SET EXERCISE
All entries are to be quoted exactly; the images stay out of the copy.

MATERIAL PROVIDED
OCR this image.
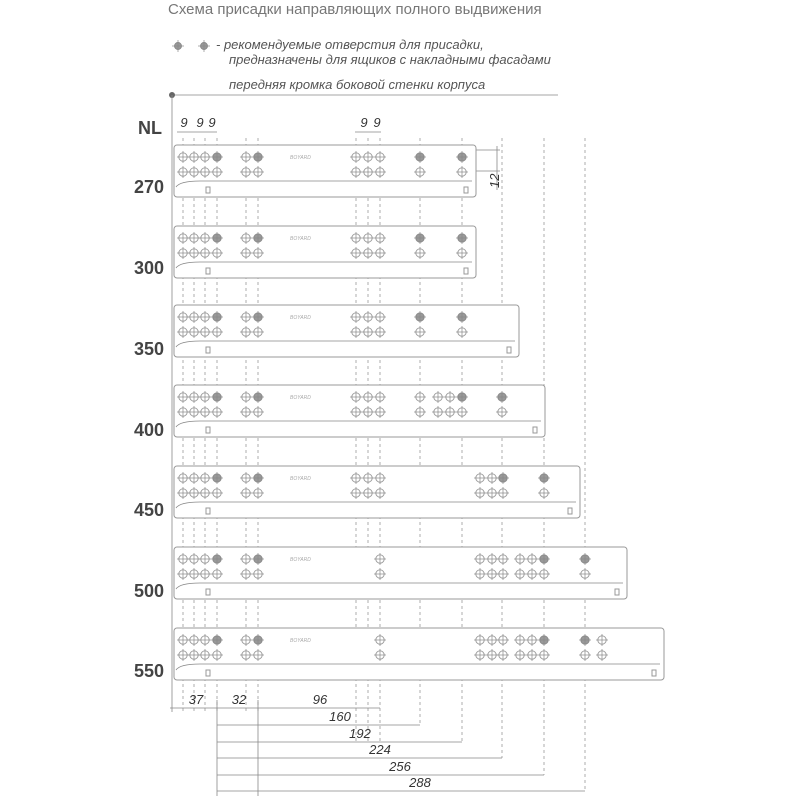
Схема присадки направляющих полного выдвижения
- рекомендуемые отверстия для присадки,
предназначены для ящиков с накладными фасадами
передняя кромка боковой стенки корпуса
NL 9 9 9	9 9
12
BOYARD
270
BOYARD
300
BOYARD
350
BOYARD
400
BOYARD
450
BOYARD
500
BOYARD
550
37 32	96
160
192
224
256
288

FULL RESPONSE
OCR this image.
Схема присадки направляющих полного выдвижения
- рекомендуемые отверстия для присадки,
предназначены для ящиков с накладными фасадами
передняя кромка боковой стенки корпуса
NL 9 9 9	9 9
12
BOYARD
270
BOYARD
300
BOYARD
350
BOYARD
400
BOYARD
450
BOYARD
500
BOYARD
550
37 32	96
160
192
224
256
288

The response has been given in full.